- **DIRECTIONS FOR THIS TASK**:
Reproduce the listing verbatim.

# # # # # # #

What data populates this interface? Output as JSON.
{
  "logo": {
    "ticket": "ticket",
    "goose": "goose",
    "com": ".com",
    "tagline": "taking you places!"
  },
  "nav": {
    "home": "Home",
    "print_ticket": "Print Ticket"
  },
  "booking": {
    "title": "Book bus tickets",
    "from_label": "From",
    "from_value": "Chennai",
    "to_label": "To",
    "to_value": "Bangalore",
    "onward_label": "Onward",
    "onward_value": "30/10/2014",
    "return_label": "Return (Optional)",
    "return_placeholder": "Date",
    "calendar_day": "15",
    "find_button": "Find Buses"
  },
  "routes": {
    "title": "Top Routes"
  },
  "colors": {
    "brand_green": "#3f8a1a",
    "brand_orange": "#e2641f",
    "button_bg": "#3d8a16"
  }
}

# # # # # # #

- **THE RESPONSE**:
What data populates this interface? Output as JSON.
{
  "logo": {
    "ticket": "ticket",
    "goose": "goose",
    "com": ".com",
    "tagline": "taking you places!"
  },
  "nav": {
    "home": "Home",
    "print_ticket": "Print Ticket"
  },
  "booking": {
    "title": "Book bus tickets",
    "from_label": "From",
    "from_value": "Chennai",
    "to_label": "To",
    "to_value": "Bangalore",
    "onward_label": "Onward",
    "onward_value": "30/10/2014",
    "return_label": "Return (Optional)",
    "return_placeholder": "Date",
    "calendar_day": "15",
    "find_button": "Find Buses"
  },
  "routes": {
    "title": "Top Routes"
  },
  "colors": {
    "brand_green": "#3f8a1a",
    "brand_orange": "#e2641f",
    "button_bg": "#3d8a16"
  }
}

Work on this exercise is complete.